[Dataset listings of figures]
......

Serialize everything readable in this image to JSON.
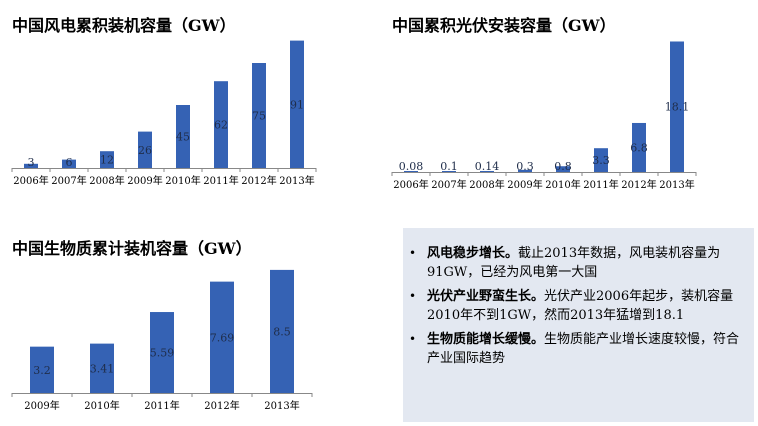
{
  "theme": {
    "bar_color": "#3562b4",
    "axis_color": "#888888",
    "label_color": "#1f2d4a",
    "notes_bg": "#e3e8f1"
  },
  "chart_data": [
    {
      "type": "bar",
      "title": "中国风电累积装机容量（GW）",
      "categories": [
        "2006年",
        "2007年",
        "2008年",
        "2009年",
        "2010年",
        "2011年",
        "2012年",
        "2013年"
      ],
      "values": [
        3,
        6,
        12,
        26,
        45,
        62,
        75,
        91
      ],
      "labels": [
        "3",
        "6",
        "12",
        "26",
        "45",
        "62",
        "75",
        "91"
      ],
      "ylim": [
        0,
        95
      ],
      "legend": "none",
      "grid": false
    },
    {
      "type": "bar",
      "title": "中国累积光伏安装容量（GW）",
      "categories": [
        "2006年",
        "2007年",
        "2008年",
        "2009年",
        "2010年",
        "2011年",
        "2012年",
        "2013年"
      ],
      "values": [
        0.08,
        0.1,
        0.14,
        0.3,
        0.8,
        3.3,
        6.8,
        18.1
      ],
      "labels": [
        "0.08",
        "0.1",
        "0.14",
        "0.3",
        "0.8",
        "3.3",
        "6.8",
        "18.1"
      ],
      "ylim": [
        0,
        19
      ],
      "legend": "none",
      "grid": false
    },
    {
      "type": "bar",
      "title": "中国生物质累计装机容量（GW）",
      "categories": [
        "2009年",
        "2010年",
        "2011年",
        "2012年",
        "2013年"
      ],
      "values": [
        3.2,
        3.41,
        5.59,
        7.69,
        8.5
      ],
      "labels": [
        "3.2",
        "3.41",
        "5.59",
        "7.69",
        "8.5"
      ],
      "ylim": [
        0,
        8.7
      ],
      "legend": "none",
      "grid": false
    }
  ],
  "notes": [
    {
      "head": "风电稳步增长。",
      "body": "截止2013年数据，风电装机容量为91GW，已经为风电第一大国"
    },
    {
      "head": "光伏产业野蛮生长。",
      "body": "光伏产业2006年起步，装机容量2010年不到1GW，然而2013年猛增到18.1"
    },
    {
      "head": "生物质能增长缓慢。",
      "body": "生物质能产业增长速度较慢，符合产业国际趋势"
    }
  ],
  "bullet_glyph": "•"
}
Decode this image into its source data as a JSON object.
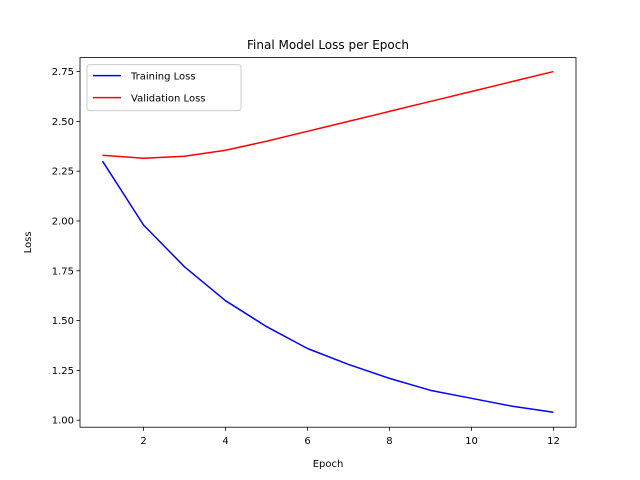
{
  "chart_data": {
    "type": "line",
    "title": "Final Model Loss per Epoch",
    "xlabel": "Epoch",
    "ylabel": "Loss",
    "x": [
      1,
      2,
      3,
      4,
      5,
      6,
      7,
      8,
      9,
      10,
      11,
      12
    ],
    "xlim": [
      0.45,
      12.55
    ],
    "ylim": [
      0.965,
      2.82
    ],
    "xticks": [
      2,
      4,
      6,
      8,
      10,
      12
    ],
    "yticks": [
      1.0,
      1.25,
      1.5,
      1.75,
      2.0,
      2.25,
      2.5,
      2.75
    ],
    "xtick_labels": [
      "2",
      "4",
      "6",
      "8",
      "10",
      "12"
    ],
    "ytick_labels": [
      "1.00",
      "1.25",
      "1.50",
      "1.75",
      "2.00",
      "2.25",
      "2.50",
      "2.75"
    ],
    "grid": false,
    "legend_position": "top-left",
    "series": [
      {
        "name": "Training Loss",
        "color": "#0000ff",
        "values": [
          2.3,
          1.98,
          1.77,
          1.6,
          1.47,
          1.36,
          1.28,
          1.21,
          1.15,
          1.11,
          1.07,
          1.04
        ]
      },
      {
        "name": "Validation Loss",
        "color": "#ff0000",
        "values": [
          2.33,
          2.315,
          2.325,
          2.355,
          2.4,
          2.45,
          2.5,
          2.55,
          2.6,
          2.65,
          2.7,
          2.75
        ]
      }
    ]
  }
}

......

= Exercise =
Skip the pictures and transcribe the rest of the records exactly.

= Written solution =
Serialize everything readable in this image to JSON.
{
  "theme": {
    "bar_color": "#3562b4",
    "axis_color": "#888888",
    "label_color": "#1f2d4a",
    "notes_bg": "#e3e8f1"
  },
  "chart_data": [
    {
      "type": "bar",
      "title": "中国风电累积装机容量（GW）",
      "categories": [
        "2006年",
        "2007年",
        "2008年",
        "2009年",
        "2010年",
        "2011年",
        "2012年",
        "2013年"
      ],
      "values": [
        3,
        6,
        12,
        26,
        45,
        62,
        75,
        91
      ],
      "labels": [
        "3",
        "6",
        "12",
        "26",
        "45",
        "62",
        "75",
        "91"
      ],
      "ylim": [
        0,
        95
      ],
      "legend": "none",
      "grid": false
    },
    {
      "type": "bar",
      "title": "中国累积光伏安装容量（GW）",
      "categories": [
        "2006年",
        "2007年",
        "2008年",
        "2009年",
        "2010年",
        "2011年",
        "2012年",
        "2013年"
      ],
      "values": [
        0.08,
        0.1,
        0.14,
        0.3,
        0.8,
        3.3,
        6.8,
        18.1
      ],
      "labels": [
        "0.08",
        "0.1",
        "0.14",
        "0.3",
        "0.8",
        "3.3",
        "6.8",
        "18.1"
      ],
      "ylim": [
        0,
        19
      ],
      "legend": "none",
      "grid": false
    },
    {
      "type": "bar",
      "title": "中国生物质累计装机容量（GW）",
      "categories": [
        "2009年",
        "2010年",
        "2011年",
        "2012年",
        "2013年"
      ],
      "values": [
        3.2,
        3.41,
        5.59,
        7.69,
        8.5
      ],
      "labels": [
        "3.2",
        "3.41",
        "5.59",
        "7.69",
        "8.5"
      ],
      "ylim": [
        0,
        8.7
      ],
      "legend": "none",
      "grid": false
    }
  ],
  "notes": [
    {
      "head": "风电稳步增长。",
      "body": "截止2013年数据，风电装机容量为91GW，已经为风电第一大国"
    },
    {
      "head": "光伏产业野蛮生长。",
      "body": "光伏产业2006年起步，装机容量2010年不到1GW，然而2013年猛增到18.1"
    },
    {
      "head": "生物质能增长缓慢。",
      "body": "生物质能产业增长速度较慢，符合产业国际趋势"
    }
  ],
  "bullet_glyph": "•"
}
Decode this image into its source data as a JSON object.
{
  "chart_data": {
    "type": "line",
    "title": "Final Model Loss per Epoch",
    "xlabel": "Epoch",
    "ylabel": "Loss",
    "x": [
      1,
      2,
      3,
      4,
      5,
      6,
      7,
      8,
      9,
      10,
      11,
      12
    ],
    "xlim": [
      0.45,
      12.55
    ],
    "ylim": [
      0.965,
      2.82
    ],
    "xticks": [
      2,
      4,
      6,
      8,
      10,
      12
    ],
    "yticks": [
      1.0,
      1.25,
      1.5,
      1.75,
      2.0,
      2.25,
      2.5,
      2.75
    ],
    "xtick_labels": [
      "2",
      "4",
      "6",
      "8",
      "10",
      "12"
    ],
    "ytick_labels": [
      "1.00",
      "1.25",
      "1.50",
      "1.75",
      "2.00",
      "2.25",
      "2.50",
      "2.75"
    ],
    "grid": false,
    "legend_position": "top-left",
    "series": [
      {
        "name": "Training Loss",
        "color": "#0000ff",
        "values": [
          2.3,
          1.98,
          1.77,
          1.6,
          1.47,
          1.36,
          1.28,
          1.21,
          1.15,
          1.11,
          1.07,
          1.04
        ]
      },
      {
        "name": "Validation Loss",
        "color": "#ff0000",
        "values": [
          2.33,
          2.315,
          2.325,
          2.355,
          2.4,
          2.45,
          2.5,
          2.55,
          2.6,
          2.65,
          2.7,
          2.75
        ]
      }
    ]
  }
}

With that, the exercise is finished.